++++ DATA RECORDS

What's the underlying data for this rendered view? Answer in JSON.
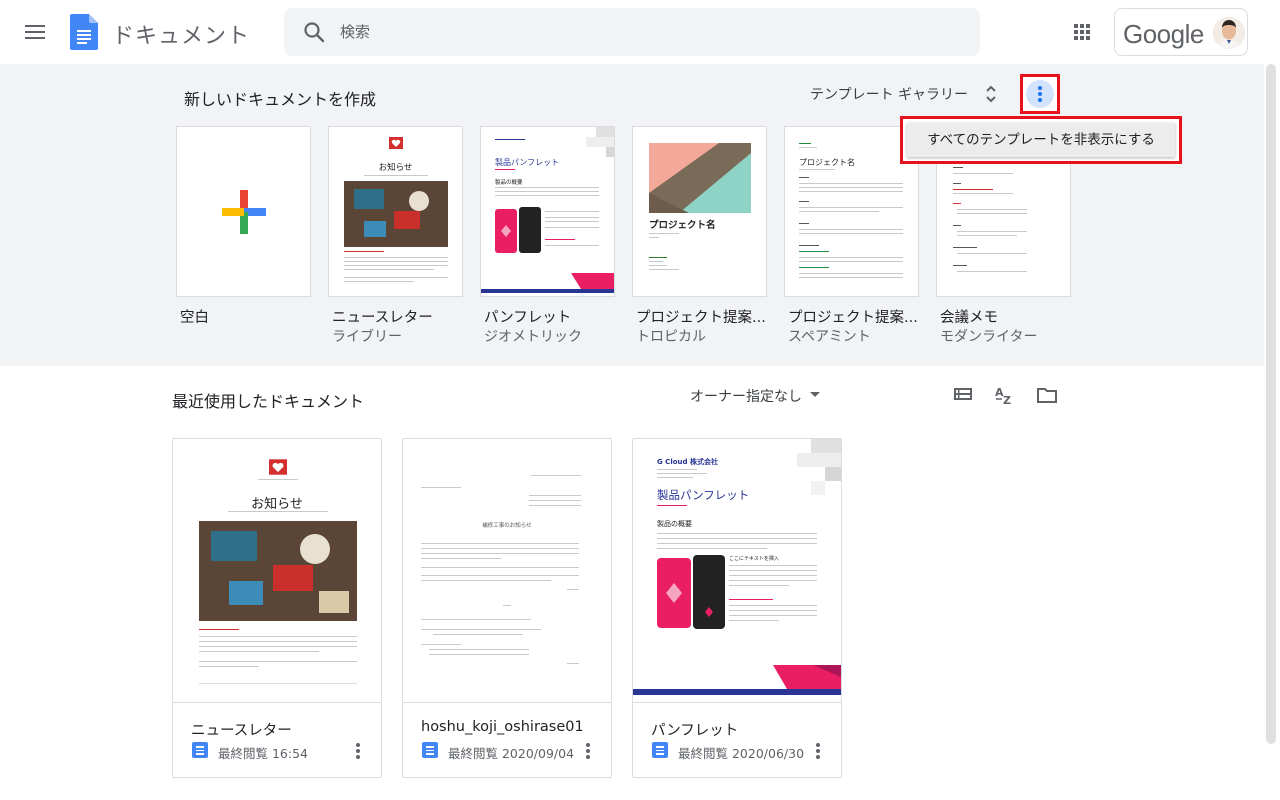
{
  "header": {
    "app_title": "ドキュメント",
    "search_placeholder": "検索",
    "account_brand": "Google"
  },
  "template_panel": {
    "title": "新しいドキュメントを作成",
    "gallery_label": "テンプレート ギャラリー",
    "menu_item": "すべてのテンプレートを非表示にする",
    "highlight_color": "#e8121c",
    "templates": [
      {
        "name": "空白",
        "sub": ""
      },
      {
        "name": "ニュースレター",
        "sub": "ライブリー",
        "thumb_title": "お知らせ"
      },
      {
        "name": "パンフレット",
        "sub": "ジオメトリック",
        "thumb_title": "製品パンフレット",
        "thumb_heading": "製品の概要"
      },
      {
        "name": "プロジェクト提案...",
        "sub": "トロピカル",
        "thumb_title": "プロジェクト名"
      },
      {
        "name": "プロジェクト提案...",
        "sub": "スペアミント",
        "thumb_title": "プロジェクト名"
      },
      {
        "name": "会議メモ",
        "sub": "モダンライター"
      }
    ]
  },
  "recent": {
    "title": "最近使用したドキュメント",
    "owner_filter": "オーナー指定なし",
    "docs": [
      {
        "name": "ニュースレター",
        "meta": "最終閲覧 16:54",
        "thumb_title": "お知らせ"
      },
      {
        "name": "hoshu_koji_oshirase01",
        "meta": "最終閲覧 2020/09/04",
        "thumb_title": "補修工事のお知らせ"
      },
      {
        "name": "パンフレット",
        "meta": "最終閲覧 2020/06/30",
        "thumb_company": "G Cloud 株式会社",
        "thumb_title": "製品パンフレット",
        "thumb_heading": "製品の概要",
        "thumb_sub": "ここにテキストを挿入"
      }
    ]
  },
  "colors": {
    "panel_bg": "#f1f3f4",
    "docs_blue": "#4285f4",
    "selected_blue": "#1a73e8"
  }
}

++++++++
++++ DATA RECORDS

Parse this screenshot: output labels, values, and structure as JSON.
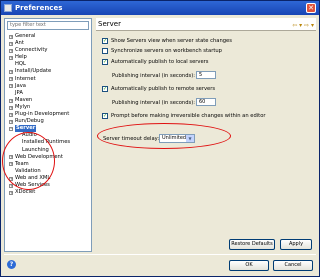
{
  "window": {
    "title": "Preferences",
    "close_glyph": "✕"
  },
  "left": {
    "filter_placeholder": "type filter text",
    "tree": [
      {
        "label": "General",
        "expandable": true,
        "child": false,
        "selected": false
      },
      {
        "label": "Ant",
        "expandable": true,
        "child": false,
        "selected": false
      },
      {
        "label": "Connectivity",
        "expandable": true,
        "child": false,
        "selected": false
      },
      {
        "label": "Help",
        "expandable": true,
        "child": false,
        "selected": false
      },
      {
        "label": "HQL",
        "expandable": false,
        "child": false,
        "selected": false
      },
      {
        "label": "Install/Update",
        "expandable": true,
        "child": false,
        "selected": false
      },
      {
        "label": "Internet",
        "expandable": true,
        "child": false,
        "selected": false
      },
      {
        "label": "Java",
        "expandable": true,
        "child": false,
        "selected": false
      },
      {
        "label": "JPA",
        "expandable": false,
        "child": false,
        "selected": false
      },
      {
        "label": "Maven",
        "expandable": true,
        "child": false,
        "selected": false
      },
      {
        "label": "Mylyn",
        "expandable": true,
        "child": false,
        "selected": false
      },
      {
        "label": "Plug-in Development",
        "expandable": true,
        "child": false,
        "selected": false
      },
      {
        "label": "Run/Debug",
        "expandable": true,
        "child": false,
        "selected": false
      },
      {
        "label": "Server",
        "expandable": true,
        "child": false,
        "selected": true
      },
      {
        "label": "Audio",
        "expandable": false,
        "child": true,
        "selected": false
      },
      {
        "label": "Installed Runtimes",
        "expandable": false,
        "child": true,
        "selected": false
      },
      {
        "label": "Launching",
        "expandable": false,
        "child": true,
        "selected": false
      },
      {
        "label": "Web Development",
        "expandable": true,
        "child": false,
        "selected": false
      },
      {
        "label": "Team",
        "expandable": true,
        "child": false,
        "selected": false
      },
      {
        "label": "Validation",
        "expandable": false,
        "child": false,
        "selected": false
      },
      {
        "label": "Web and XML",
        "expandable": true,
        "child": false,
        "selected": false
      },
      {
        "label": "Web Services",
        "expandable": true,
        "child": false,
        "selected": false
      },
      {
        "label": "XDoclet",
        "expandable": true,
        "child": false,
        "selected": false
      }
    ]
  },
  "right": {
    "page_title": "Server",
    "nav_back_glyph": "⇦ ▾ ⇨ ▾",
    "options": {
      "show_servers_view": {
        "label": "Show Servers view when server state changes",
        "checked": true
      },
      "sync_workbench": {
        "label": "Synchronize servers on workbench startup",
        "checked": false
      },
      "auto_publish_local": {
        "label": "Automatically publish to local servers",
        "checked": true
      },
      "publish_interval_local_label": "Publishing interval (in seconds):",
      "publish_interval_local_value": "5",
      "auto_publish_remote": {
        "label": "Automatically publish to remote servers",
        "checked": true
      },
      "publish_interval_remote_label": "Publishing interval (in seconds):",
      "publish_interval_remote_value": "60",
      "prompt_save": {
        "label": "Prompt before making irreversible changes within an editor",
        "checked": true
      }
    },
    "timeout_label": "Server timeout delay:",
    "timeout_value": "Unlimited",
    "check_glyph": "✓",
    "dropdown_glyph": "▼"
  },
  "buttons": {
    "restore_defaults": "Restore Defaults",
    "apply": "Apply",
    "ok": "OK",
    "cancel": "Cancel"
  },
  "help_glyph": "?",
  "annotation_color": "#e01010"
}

++++++++

TO BE DONE: Within the entries above, report how many lines include "製品の概要", and keep the answer to the number.

TASK OUTPUT: 2